Each line of the data that includes the string "Ebrard" is to be copied out.

Records
╭──
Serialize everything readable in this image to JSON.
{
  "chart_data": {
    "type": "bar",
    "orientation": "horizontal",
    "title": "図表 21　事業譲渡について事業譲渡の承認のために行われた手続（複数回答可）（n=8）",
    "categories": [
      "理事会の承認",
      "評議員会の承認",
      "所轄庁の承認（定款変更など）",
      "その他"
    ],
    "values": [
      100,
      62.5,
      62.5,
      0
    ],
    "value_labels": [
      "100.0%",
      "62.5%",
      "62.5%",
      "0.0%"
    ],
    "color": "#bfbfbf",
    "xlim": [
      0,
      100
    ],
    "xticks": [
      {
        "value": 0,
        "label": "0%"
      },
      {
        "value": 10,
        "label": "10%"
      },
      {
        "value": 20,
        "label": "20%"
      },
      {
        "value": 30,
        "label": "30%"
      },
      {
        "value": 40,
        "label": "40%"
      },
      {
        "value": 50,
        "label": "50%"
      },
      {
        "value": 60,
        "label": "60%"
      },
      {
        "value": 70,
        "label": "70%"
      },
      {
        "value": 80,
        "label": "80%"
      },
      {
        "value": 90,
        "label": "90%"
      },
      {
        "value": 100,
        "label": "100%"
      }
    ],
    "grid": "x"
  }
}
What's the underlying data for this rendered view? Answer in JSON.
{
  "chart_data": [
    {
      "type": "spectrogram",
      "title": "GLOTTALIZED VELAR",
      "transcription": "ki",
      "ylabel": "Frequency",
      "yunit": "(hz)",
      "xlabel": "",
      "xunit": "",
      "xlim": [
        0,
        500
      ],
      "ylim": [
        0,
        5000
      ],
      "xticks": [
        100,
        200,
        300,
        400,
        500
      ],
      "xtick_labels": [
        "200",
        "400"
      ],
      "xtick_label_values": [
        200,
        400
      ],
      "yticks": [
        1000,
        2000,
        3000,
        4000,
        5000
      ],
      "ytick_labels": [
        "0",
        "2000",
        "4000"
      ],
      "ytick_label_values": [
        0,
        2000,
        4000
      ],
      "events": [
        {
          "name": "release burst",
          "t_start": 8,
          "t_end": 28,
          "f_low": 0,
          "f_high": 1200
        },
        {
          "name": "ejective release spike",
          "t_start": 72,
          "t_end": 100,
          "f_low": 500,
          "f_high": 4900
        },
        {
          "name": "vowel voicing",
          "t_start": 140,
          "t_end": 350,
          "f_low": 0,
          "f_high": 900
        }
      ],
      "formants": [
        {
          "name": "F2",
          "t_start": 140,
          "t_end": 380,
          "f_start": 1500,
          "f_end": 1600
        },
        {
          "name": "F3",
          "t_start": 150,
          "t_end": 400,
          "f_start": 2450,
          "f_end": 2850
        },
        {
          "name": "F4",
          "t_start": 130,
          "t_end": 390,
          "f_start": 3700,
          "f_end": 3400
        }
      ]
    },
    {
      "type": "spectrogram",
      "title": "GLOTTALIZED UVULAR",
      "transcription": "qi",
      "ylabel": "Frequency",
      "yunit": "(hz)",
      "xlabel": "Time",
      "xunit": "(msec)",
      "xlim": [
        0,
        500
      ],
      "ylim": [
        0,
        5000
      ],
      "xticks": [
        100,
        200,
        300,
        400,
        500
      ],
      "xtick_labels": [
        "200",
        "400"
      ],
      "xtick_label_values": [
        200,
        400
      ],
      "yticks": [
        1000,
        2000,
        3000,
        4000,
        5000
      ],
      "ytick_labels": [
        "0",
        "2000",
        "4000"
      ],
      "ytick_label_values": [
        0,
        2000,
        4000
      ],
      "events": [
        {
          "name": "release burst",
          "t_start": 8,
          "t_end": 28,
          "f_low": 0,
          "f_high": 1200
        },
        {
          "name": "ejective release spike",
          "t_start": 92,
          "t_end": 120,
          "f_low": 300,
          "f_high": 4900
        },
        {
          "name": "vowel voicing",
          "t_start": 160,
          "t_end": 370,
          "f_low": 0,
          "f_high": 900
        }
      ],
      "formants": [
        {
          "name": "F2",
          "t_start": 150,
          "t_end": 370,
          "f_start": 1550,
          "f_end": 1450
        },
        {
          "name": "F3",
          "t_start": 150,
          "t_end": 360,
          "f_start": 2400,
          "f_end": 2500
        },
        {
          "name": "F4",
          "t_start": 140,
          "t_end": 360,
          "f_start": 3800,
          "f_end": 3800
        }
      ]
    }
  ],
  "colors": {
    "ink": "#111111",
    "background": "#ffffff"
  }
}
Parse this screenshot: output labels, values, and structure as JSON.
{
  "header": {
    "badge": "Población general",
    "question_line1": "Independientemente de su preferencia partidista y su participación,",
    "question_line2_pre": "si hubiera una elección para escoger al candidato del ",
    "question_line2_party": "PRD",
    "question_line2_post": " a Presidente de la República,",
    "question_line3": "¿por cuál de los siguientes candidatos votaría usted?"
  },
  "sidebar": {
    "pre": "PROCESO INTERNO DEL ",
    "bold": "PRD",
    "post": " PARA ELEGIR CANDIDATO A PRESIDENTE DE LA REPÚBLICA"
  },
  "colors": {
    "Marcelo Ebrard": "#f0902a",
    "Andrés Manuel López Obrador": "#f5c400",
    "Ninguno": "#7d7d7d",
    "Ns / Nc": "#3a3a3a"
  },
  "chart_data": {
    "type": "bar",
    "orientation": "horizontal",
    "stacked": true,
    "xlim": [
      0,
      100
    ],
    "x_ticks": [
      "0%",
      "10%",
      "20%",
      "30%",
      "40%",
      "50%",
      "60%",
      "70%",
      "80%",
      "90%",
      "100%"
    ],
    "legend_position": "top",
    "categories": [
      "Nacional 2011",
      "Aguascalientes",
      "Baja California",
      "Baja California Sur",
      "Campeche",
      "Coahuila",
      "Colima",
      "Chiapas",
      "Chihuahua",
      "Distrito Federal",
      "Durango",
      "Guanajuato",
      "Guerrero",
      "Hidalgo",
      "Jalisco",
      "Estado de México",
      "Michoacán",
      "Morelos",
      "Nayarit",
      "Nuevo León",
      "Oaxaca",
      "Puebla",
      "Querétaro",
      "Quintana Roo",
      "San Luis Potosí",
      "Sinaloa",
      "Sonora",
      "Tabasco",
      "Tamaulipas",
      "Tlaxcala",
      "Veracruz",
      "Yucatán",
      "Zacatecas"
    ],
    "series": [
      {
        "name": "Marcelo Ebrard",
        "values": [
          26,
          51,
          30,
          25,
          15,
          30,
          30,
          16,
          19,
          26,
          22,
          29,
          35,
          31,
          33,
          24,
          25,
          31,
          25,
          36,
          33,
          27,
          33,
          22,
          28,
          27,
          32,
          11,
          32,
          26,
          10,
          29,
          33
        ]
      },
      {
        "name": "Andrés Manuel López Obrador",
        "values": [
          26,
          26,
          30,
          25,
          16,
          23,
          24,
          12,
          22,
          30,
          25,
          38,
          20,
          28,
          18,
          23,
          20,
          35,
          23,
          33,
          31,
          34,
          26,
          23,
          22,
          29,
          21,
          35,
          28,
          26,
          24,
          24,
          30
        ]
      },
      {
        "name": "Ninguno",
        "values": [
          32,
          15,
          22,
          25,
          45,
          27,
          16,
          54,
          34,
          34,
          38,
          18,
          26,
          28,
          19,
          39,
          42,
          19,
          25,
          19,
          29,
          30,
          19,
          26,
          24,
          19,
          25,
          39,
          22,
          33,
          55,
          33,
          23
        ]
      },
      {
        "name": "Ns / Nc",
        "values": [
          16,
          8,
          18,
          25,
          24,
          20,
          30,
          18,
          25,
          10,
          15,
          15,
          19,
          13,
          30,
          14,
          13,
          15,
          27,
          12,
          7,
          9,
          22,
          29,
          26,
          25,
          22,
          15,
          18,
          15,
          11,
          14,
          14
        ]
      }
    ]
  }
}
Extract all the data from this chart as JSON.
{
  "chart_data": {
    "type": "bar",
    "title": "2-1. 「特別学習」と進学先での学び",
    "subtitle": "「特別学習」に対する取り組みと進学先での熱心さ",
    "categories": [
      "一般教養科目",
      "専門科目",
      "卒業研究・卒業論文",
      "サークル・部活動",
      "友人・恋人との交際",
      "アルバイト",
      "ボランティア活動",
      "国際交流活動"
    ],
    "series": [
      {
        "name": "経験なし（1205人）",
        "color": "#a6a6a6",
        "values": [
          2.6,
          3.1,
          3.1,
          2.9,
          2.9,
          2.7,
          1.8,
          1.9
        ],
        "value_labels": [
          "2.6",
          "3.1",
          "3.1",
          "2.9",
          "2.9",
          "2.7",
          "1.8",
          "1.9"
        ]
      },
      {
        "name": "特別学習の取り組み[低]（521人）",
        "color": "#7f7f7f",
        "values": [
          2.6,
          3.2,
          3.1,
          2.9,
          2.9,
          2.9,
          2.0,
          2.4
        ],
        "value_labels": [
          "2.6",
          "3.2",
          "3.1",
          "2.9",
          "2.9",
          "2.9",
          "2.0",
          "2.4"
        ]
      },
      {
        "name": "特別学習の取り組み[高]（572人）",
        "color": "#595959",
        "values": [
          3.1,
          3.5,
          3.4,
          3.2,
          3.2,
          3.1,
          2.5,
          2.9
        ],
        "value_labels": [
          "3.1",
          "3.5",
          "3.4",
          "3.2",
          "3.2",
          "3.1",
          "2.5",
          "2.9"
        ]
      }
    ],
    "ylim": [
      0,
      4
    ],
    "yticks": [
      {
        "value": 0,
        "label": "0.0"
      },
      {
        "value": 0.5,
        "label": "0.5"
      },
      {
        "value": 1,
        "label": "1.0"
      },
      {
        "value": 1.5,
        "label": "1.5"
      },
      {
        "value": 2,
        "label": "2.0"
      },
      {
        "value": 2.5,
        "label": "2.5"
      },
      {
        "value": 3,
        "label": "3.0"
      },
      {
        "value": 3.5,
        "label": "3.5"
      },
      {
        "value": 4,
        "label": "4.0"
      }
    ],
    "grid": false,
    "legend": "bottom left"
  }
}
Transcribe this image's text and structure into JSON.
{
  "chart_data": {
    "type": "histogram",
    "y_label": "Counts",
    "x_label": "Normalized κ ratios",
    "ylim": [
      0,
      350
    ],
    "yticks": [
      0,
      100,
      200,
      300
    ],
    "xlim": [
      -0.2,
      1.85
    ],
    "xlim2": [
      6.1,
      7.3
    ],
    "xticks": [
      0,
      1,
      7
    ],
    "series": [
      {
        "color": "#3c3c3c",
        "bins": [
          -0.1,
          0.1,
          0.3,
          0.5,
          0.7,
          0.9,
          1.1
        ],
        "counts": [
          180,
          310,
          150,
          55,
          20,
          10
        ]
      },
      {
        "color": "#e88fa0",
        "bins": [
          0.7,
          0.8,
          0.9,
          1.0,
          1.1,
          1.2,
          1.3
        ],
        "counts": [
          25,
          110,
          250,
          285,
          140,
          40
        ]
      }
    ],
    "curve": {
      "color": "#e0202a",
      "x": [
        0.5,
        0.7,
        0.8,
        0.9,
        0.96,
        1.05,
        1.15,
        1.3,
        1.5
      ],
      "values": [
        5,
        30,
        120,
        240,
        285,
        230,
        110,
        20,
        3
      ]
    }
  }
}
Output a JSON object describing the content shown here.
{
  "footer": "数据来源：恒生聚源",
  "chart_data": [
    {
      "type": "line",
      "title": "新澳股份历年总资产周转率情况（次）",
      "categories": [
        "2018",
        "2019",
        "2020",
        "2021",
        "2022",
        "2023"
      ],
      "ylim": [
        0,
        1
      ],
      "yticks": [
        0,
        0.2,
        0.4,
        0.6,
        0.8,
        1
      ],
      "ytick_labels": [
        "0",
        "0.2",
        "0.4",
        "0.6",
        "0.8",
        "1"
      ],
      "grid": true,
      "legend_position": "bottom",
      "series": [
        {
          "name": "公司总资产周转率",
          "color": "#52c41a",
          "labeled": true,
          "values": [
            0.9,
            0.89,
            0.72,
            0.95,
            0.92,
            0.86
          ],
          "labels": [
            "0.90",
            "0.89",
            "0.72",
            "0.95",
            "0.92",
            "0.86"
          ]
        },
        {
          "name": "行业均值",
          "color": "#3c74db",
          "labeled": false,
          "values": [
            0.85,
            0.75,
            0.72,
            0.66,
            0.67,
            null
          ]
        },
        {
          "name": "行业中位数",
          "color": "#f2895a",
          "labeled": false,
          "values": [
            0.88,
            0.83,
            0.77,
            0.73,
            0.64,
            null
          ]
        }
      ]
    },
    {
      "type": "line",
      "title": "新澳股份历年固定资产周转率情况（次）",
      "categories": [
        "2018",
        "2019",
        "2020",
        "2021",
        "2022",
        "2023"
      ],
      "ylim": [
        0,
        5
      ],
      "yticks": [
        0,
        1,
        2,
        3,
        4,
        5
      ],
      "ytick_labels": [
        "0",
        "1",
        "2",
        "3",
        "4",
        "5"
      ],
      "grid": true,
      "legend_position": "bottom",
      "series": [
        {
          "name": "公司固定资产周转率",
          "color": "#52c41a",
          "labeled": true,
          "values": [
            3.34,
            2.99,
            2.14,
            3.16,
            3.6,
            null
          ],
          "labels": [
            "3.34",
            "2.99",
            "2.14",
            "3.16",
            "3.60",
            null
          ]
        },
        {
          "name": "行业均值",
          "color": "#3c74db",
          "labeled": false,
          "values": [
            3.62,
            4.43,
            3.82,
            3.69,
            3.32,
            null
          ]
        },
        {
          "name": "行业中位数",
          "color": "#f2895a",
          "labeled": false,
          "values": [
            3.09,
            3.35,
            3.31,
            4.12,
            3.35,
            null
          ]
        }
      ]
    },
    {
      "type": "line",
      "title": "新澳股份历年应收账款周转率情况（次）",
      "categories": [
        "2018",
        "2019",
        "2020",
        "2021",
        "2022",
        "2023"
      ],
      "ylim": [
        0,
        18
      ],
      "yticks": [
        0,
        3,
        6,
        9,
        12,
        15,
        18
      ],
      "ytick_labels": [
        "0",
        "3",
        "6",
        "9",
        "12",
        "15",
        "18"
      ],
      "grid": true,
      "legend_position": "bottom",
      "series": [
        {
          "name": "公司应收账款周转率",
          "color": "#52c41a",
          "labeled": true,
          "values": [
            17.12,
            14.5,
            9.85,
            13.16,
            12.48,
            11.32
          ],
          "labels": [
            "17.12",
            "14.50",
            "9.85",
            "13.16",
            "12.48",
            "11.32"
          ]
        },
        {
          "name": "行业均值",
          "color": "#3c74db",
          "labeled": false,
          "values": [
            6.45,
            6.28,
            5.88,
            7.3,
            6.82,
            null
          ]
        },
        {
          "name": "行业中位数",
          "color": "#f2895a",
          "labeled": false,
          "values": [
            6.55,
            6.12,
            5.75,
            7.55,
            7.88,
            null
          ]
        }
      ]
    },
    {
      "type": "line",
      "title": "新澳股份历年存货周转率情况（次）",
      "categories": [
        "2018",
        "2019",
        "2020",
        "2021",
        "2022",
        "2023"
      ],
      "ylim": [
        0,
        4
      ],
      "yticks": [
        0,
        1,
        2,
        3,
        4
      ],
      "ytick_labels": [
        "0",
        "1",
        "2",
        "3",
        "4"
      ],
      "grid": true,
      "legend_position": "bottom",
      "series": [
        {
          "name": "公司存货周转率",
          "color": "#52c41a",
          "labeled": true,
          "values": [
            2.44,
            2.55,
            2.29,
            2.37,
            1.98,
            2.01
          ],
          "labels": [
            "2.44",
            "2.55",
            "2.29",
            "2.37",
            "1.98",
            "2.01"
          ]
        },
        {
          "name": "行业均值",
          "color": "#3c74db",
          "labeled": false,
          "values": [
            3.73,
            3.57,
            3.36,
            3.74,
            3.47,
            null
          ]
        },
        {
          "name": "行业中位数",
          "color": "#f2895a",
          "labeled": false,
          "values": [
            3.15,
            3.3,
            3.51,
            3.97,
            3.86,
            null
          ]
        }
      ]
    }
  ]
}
╰──
REPLY:
    "Marcelo Ebrard": "#f0902a",
        "name": "Marcelo Ebrard",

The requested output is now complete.